OBJECTIVE = Repeat all the material exactly; pictures stay out of your copy.

[Start of SUPPLIED RECORDS]

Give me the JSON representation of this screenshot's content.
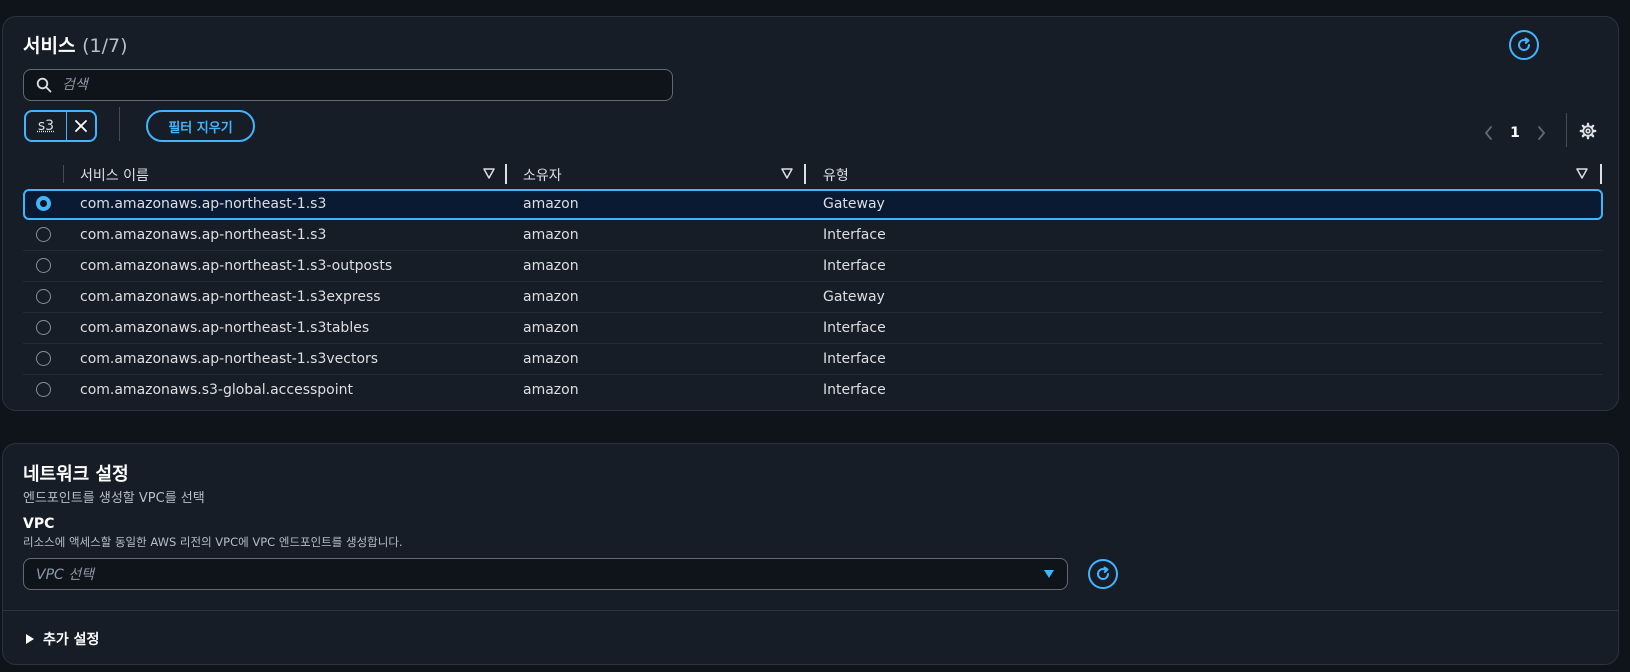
{
  "services": {
    "title": "서비스",
    "count": "(1/7)",
    "search_placeholder": "검색",
    "filter_token": "s3",
    "clear_filters_label": "필터 지우기",
    "pagination": {
      "current_page": "1"
    },
    "columns": [
      "서비스 이름",
      "소유자",
      "유형"
    ],
    "rows": [
      {
        "name": "com.amazonaws.ap-northeast-1.s3",
        "owner": "amazon",
        "type": "Gateway",
        "selected": true
      },
      {
        "name": "com.amazonaws.ap-northeast-1.s3",
        "owner": "amazon",
        "type": "Interface",
        "selected": false
      },
      {
        "name": "com.amazonaws.ap-northeast-1.s3-outposts",
        "owner": "amazon",
        "type": "Interface",
        "selected": false
      },
      {
        "name": "com.amazonaws.ap-northeast-1.s3express",
        "owner": "amazon",
        "type": "Gateway",
        "selected": false
      },
      {
        "name": "com.amazonaws.ap-northeast-1.s3tables",
        "owner": "amazon",
        "type": "Interface",
        "selected": false
      },
      {
        "name": "com.amazonaws.ap-northeast-1.s3vectors",
        "owner": "amazon",
        "type": "Interface",
        "selected": false
      },
      {
        "name": "com.amazonaws.s3-global.accesspoint",
        "owner": "amazon",
        "type": "Interface",
        "selected": false
      }
    ]
  },
  "network": {
    "title": "네트워크 설정",
    "subtitle": "엔드포인트를 생성할 VPC를 선택",
    "vpc_label": "VPC",
    "vpc_description": "리소스에 액세스할 동일한 AWS 리전의 VPC에 VPC 엔드포인트를 생성합니다.",
    "vpc_placeholder": "VPC 선택",
    "additional_settings_label": "추가 설정"
  },
  "icons": {
    "refresh": "refresh-icon",
    "search": "search-icon",
    "close": "close-icon",
    "settings": "gear-icon",
    "prev": "chevron-left-icon",
    "next": "chevron-right-icon",
    "sort": "sort-triangle-icon",
    "dropdown": "caret-down-icon",
    "expand": "caret-right-icon"
  },
  "colors": {
    "accent": "#42b4ff",
    "panel_bg": "#161d26",
    "page_bg": "#0f141a",
    "selected_row_bg": "#0a1a32"
  }
}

[End of SUPPLIED RECORDS]

RESULT BELOW =
Give me the JSON representation of this screenshot's content.
{
  "services": {
    "title": "서비스",
    "count": "(1/7)",
    "search_placeholder": "검색",
    "filter_token": "s3",
    "clear_filters_label": "필터 지우기",
    "pagination": {
      "current_page": "1"
    },
    "columns": [
      "서비스 이름",
      "소유자",
      "유형"
    ],
    "rows": [
      {
        "name": "com.amazonaws.ap-northeast-1.s3",
        "owner": "amazon",
        "type": "Gateway",
        "selected": true
      },
      {
        "name": "com.amazonaws.ap-northeast-1.s3",
        "owner": "amazon",
        "type": "Interface",
        "selected": false
      },
      {
        "name": "com.amazonaws.ap-northeast-1.s3-outposts",
        "owner": "amazon",
        "type": "Interface",
        "selected": false
      },
      {
        "name": "com.amazonaws.ap-northeast-1.s3express",
        "owner": "amazon",
        "type": "Gateway",
        "selected": false
      },
      {
        "name": "com.amazonaws.ap-northeast-1.s3tables",
        "owner": "amazon",
        "type": "Interface",
        "selected": false
      },
      {
        "name": "com.amazonaws.ap-northeast-1.s3vectors",
        "owner": "amazon",
        "type": "Interface",
        "selected": false
      },
      {
        "name": "com.amazonaws.s3-global.accesspoint",
        "owner": "amazon",
        "type": "Interface",
        "selected": false
      }
    ]
  },
  "network": {
    "title": "네트워크 설정",
    "subtitle": "엔드포인트를 생성할 VPC를 선택",
    "vpc_label": "VPC",
    "vpc_description": "리소스에 액세스할 동일한 AWS 리전의 VPC에 VPC 엔드포인트를 생성합니다.",
    "vpc_placeholder": "VPC 선택",
    "additional_settings_label": "추가 설정"
  },
  "icons": {
    "refresh": "refresh-icon",
    "search": "search-icon",
    "close": "close-icon",
    "settings": "gear-icon",
    "prev": "chevron-left-icon",
    "next": "chevron-right-icon",
    "sort": "sort-triangle-icon",
    "dropdown": "caret-down-icon",
    "expand": "caret-right-icon"
  },
  "colors": {
    "accent": "#42b4ff",
    "panel_bg": "#161d26",
    "page_bg": "#0f141a",
    "selected_row_bg": "#0a1a32"
  }
}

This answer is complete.